--- Material provided ---

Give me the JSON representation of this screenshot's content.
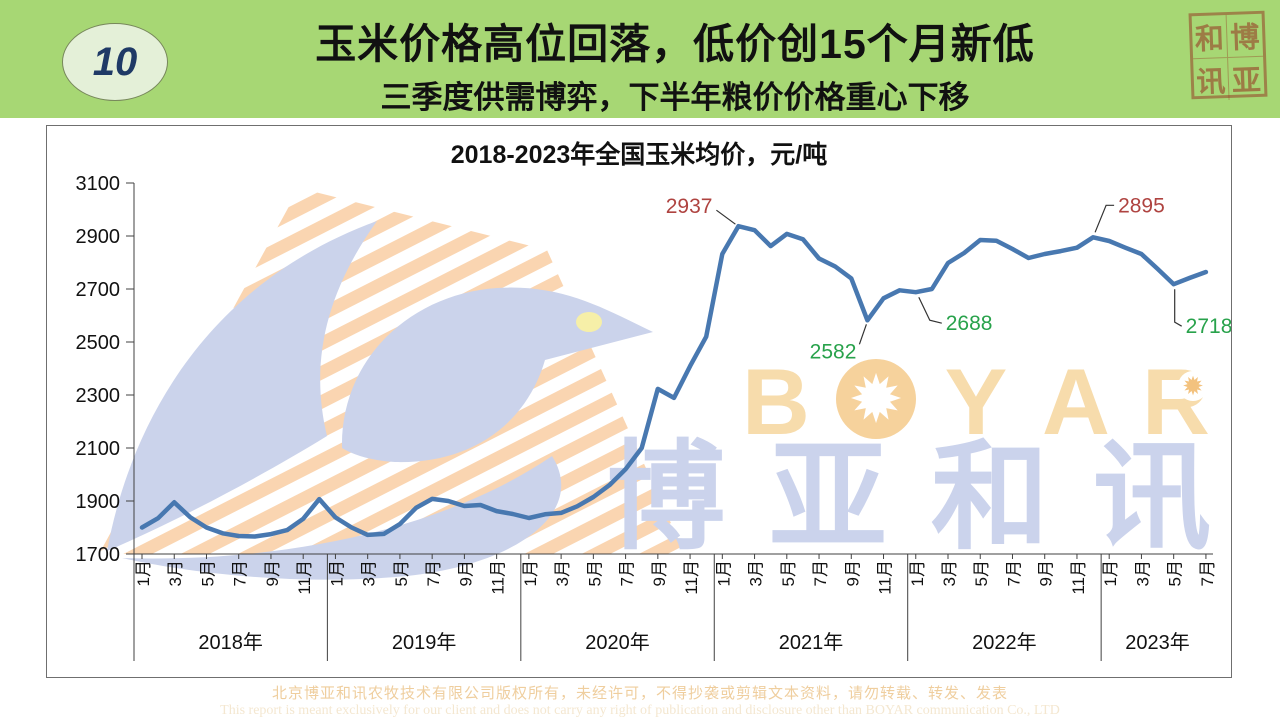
{
  "slide": {
    "page_number": "10",
    "title": "玉米价格高位回落，低价创15个月新低",
    "subtitle": "三季度供需博弈，下半年粮价价格重心下移",
    "seal_chars": [
      "和",
      "博",
      "讯",
      "亚"
    ],
    "footer_line1": "北京博亚和讯农牧技术有限公司版权所有，未经许可，不得抄袭或剪辑文本资料，请勿转载、转发、发表",
    "footer_line2": "This report is meant exclusively for our client and does not carry any right of publication and disclosure other than BOYAR communication Co., LTD"
  },
  "watermark": {
    "brand_en": "BOYAR",
    "brand_cn": "博亚和讯",
    "orange": "#F7DCAC",
    "blue": "#CBD3EB"
  },
  "chart_data": {
    "type": "line",
    "title": "2018-2023年全国玉米均价，元/吨",
    "ylim": [
      1700,
      3100
    ],
    "yticks": [
      3100,
      2900,
      2700,
      2500,
      2300,
      2100,
      1900,
      1700
    ],
    "month_tick_labels": [
      "1月",
      "3月",
      "5月",
      "7月",
      "9月",
      "11月"
    ],
    "year_labels": [
      "2018年",
      "2019年",
      "2020年",
      "2021年",
      "2022年",
      "2023年"
    ],
    "months_in_last_year": 7,
    "grid": "off",
    "series": [
      {
        "name": "全国玉米均价",
        "color": "#4878B0",
        "values": [
          1800,
          1835,
          1895,
          1838,
          1800,
          1778,
          1768,
          1766,
          1775,
          1790,
          1833,
          1907,
          1838,
          1800,
          1772,
          1776,
          1813,
          1874,
          1908,
          1900,
          1881,
          1885,
          1862,
          1851,
          1836,
          1850,
          1855,
          1880,
          1915,
          1960,
          2020,
          2100,
          2323,
          2289,
          2409,
          2520,
          2832,
          2937,
          2922,
          2862,
          2908,
          2888,
          2815,
          2785,
          2740,
          2582,
          2665,
          2695,
          2688,
          2700,
          2798,
          2836,
          2885,
          2882,
          2851,
          2817,
          2832,
          2843,
          2856,
          2895,
          2881,
          2856,
          2832,
          2776,
          2718,
          2742,
          2764
        ]
      }
    ],
    "annotations": [
      {
        "label": "2937",
        "month_index": 37,
        "value": 2937,
        "color": "#AF4340"
      },
      {
        "label": "2582",
        "month_index": 45,
        "value": 2582,
        "color": "#28A24B"
      },
      {
        "label": "2688",
        "month_index": 48,
        "value": 2688,
        "color": "#28A24B"
      },
      {
        "label": "2895",
        "month_index": 59,
        "value": 2895,
        "color": "#AF4340"
      },
      {
        "label": "2718",
        "month_index": 64,
        "value": 2718,
        "color": "#28A24B"
      }
    ]
  }
}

---

### Exercise aim
Copy the whole listing above word for word but do not carry over the pictures.

### Exercise result
Give me the JSON representation of this screenshot's content.
{
  "slide": {
    "page_number": "10",
    "title": "玉米价格高位回落，低价创15个月新低",
    "subtitle": "三季度供需博弈，下半年粮价价格重心下移",
    "seal_chars": [
      "和",
      "博",
      "讯",
      "亚"
    ],
    "footer_line1": "北京博亚和讯农牧技术有限公司版权所有，未经许可，不得抄袭或剪辑文本资料，请勿转载、转发、发表",
    "footer_line2": "This report is meant exclusively for our client and does not carry any right of publication and disclosure other than BOYAR communication Co., LTD"
  },
  "watermark": {
    "brand_en": "BOYAR",
    "brand_cn": "博亚和讯",
    "orange": "#F7DCAC",
    "blue": "#CBD3EB"
  },
  "chart_data": {
    "type": "line",
    "title": "2018-2023年全国玉米均价，元/吨",
    "ylim": [
      1700,
      3100
    ],
    "yticks": [
      3100,
      2900,
      2700,
      2500,
      2300,
      2100,
      1900,
      1700
    ],
    "month_tick_labels": [
      "1月",
      "3月",
      "5月",
      "7月",
      "9月",
      "11月"
    ],
    "year_labels": [
      "2018年",
      "2019年",
      "2020年",
      "2021年",
      "2022年",
      "2023年"
    ],
    "months_in_last_year": 7,
    "grid": "off",
    "series": [
      {
        "name": "全国玉米均价",
        "color": "#4878B0",
        "values": [
          1800,
          1835,
          1895,
          1838,
          1800,
          1778,
          1768,
          1766,
          1775,
          1790,
          1833,
          1907,
          1838,
          1800,
          1772,
          1776,
          1813,
          1874,
          1908,
          1900,
          1881,
          1885,
          1862,
          1851,
          1836,
          1850,
          1855,
          1880,
          1915,
          1960,
          2020,
          2100,
          2323,
          2289,
          2409,
          2520,
          2832,
          2937,
          2922,
          2862,
          2908,
          2888,
          2815,
          2785,
          2740,
          2582,
          2665,
          2695,
          2688,
          2700,
          2798,
          2836,
          2885,
          2882,
          2851,
          2817,
          2832,
          2843,
          2856,
          2895,
          2881,
          2856,
          2832,
          2776,
          2718,
          2742,
          2764
        ]
      }
    ],
    "annotations": [
      {
        "label": "2937",
        "month_index": 37,
        "value": 2937,
        "color": "#AF4340"
      },
      {
        "label": "2582",
        "month_index": 45,
        "value": 2582,
        "color": "#28A24B"
      },
      {
        "label": "2688",
        "month_index": 48,
        "value": 2688,
        "color": "#28A24B"
      },
      {
        "label": "2895",
        "month_index": 59,
        "value": 2895,
        "color": "#AF4340"
      },
      {
        "label": "2718",
        "month_index": 64,
        "value": 2718,
        "color": "#28A24B"
      }
    ]
  }
}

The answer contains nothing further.